= EXERCISE AIM =
Find the lines with "this" in them and copy them out.
_____
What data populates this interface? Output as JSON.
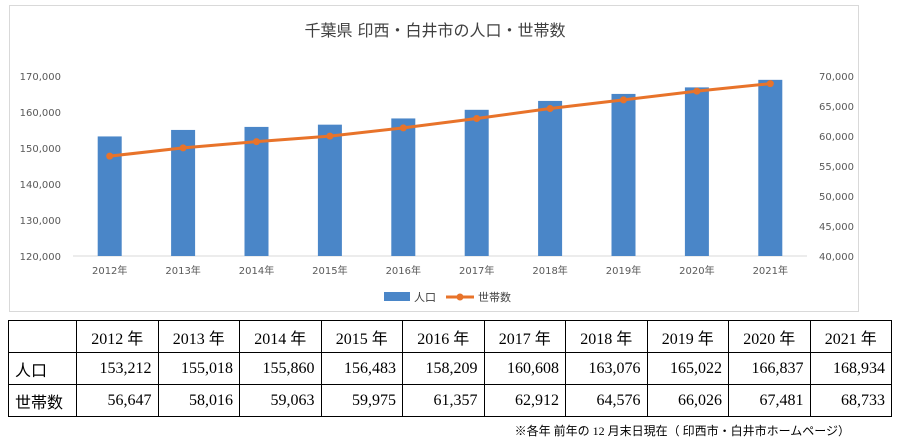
{
  "chart_data": {
    "type": "bar+line",
    "title": "千葉県 印西・白井市の人口・世帯数",
    "categories": [
      "2012年",
      "2013年",
      "2014年",
      "2015年",
      "2016年",
      "2017年",
      "2018年",
      "2019年",
      "2020年",
      "2021年"
    ],
    "series": [
      {
        "name": "人口",
        "type": "bar",
        "axis": "left",
        "color": "#4a86c8",
        "values": [
          153212,
          155018,
          155860,
          156483,
          158209,
          160608,
          163076,
          165022,
          166837,
          168934
        ]
      },
      {
        "name": "世帯数",
        "type": "line",
        "axis": "right",
        "color": "#e8732a",
        "values": [
          56647,
          58016,
          59063,
          59975,
          61357,
          62912,
          64576,
          66026,
          67481,
          68733
        ]
      }
    ],
    "y_left": {
      "min": 120000,
      "max": 170000,
      "ticks": [
        "120,000",
        "130,000",
        "140,000",
        "150,000",
        "160,000",
        "170,000"
      ]
    },
    "y_right": {
      "min": 40000,
      "max": 70000,
      "ticks": [
        "40,000",
        "45,000",
        "50,000",
        "55,000",
        "60,000",
        "65,000",
        "70,000"
      ]
    },
    "legend_position": "bottom",
    "grid": false
  },
  "table": {
    "header": [
      "2012 年",
      "2013 年",
      "2014 年",
      "2015 年",
      "2016 年",
      "2017 年",
      "2018 年",
      "2019 年",
      "2020 年",
      "2021 年"
    ],
    "rows": [
      {
        "label": "人口",
        "values": [
          "153,212",
          "155,018",
          "155,860",
          "156,483",
          "158,209",
          "160,608",
          "163,076",
          "165,022",
          "166,837",
          "168,934"
        ]
      },
      {
        "label": "世帯数",
        "values": [
          "56,647",
          "58,016",
          "59,063",
          "59,975",
          "61,357",
          "62,912",
          "64,576",
          "66,026",
          "67,481",
          "68,733"
        ]
      }
    ]
  },
  "footnote": "※各年 前年の 12 月末日現在（ 印西市・白井市ホームページ）"
}
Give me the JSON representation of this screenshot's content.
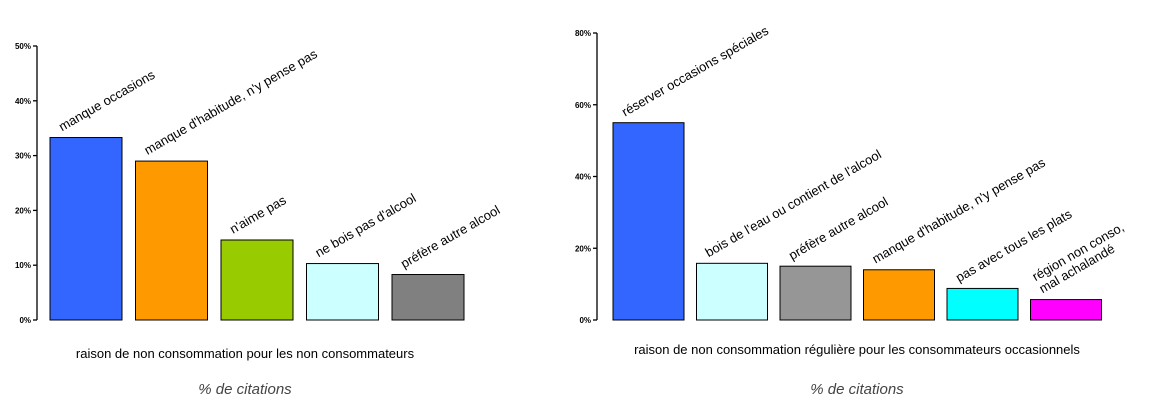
_____
= SOLVED EXERCISE =
What data populates this interface? Output as JSON.
Give me the JSON representation of this screenshot's content.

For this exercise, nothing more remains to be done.